### Brief
Keep only the lines of the listing that include the word "source", and copy them.

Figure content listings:
--- START ---
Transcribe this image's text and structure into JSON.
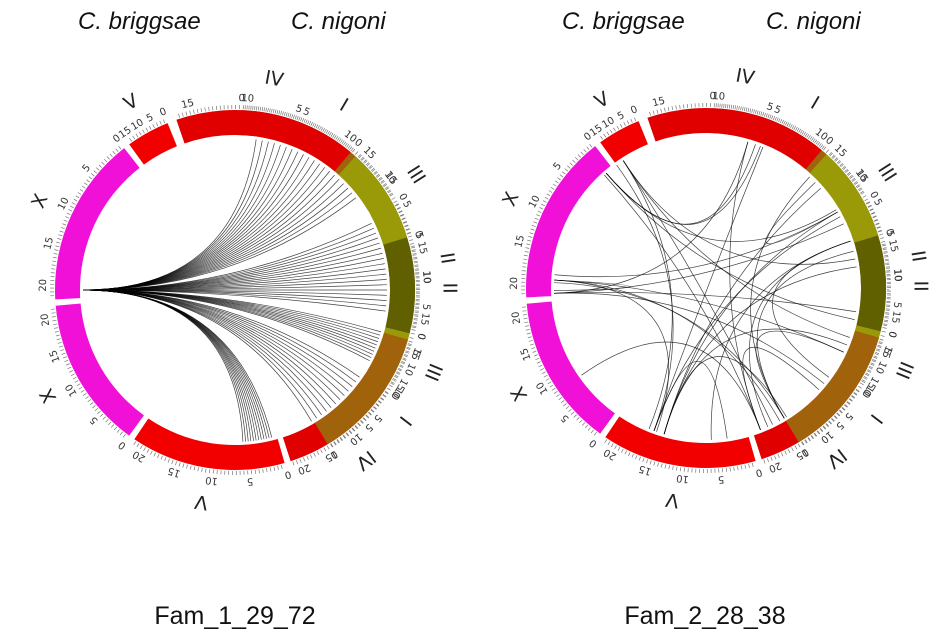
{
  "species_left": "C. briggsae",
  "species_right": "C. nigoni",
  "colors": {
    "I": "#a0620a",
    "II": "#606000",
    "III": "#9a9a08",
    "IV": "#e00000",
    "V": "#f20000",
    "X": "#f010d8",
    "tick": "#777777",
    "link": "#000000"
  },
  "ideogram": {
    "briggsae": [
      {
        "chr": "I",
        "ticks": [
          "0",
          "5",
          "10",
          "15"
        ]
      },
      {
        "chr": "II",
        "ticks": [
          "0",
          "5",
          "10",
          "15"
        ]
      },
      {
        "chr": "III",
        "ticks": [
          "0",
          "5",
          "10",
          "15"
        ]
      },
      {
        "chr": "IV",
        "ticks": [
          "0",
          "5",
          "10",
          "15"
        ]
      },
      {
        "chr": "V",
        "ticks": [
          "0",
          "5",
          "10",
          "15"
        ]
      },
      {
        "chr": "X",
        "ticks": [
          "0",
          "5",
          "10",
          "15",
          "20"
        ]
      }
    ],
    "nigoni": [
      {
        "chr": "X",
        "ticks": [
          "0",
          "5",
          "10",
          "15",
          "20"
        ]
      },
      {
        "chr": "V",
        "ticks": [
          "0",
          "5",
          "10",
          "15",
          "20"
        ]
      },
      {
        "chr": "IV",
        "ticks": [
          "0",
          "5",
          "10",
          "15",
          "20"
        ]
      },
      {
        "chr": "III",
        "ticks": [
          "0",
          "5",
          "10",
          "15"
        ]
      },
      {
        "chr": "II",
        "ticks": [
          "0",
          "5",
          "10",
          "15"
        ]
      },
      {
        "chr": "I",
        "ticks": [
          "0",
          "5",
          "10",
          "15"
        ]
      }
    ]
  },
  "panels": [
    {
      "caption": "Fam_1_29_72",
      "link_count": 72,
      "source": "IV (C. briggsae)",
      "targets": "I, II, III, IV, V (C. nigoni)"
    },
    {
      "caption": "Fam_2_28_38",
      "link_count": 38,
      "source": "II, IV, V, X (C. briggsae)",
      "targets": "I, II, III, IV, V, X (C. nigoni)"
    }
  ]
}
--- END ---
### Completed exercise
      "source": "IV (C. briggsae)",
      "source": "II, IV, V, X (C. briggsae)",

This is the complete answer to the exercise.